* BEGIN INPUT MATERIAL *
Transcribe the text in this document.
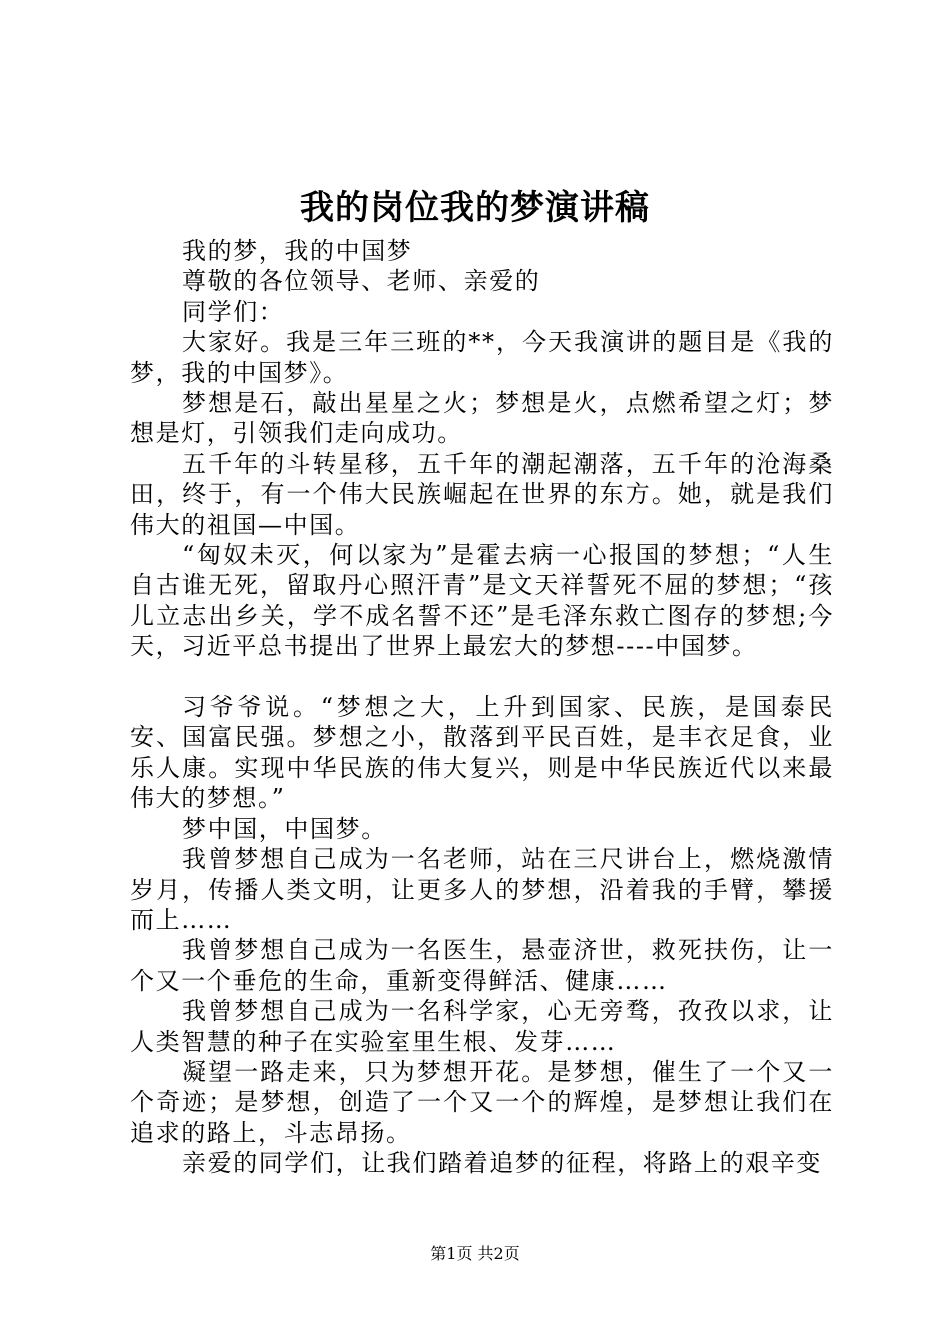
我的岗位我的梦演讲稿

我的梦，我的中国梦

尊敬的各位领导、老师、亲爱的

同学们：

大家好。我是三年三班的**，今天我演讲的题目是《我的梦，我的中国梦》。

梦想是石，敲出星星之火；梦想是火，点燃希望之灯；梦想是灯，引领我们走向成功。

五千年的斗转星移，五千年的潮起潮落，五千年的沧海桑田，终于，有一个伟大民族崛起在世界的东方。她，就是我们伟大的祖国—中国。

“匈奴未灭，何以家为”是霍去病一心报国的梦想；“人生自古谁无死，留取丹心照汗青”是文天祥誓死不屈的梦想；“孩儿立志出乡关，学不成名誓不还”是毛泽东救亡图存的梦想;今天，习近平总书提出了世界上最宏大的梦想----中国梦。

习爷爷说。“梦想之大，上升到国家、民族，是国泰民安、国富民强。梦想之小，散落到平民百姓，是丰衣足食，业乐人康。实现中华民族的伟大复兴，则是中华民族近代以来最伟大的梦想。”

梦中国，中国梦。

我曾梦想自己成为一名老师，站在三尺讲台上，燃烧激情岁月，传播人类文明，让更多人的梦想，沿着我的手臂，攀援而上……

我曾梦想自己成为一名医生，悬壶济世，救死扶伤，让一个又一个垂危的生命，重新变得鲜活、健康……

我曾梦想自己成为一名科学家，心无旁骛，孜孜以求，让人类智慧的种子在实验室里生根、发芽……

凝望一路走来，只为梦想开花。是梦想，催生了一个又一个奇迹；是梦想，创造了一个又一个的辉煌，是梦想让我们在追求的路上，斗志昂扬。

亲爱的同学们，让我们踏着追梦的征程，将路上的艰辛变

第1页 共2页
* END INPUT MATERIAL *
Every entry must be transcribed exactly. Pictures do not belong in the copy.

* **OUTPUT OF THE EXERCISE**
Transcribe the text in this document.
我的岗位我的梦演讲稿

我的梦，我的中国梦

尊敬的各位领导、老师、亲爱的

同学们：

大家好。我是三年三班的**，今天我演讲的题目是《我的梦，我的中国梦》。

梦想是石，敲出星星之火；梦想是火，点燃希望之灯；梦想是灯，引领我们走向成功。

五千年的斗转星移，五千年的潮起潮落，五千年的沧海桑田，终于，有一个伟大民族崛起在世界的东方。她，就是我们伟大的祖国—中国。

“匈奴未灭，何以家为”是霍去病一心报国的梦想；“人生自古谁无死，留取丹心照汗青”是文天祥誓死不屈的梦想；“孩儿立志出乡关，学不成名誓不还”是毛泽东救亡图存的梦想;今天，习近平总书提出了世界上最宏大的梦想----中国梦。

习爷爷说。“梦想之大，上升到国家、民族，是国泰民安、国富民强。梦想之小，散落到平民百姓，是丰衣足食，业乐人康。实现中华民族的伟大复兴，则是中华民族近代以来最伟大的梦想。”

梦中国，中国梦。

我曾梦想自己成为一名老师，站在三尺讲台上，燃烧激情岁月，传播人类文明，让更多人的梦想，沿着我的手臂，攀援而上……

我曾梦想自己成为一名医生，悬壶济世，救死扶伤，让一个又一个垂危的生命，重新变得鲜活、健康……

我曾梦想自己成为一名科学家，心无旁骛，孜孜以求，让人类智慧的种子在实验室里生根、发芽……

凝望一路走来，只为梦想开花。是梦想，催生了一个又一个奇迹；是梦想，创造了一个又一个的辉煌，是梦想让我们在追求的路上，斗志昂扬。

亲爱的同学们，让我们踏着追梦的征程，将路上的艰辛变

第1页 共2页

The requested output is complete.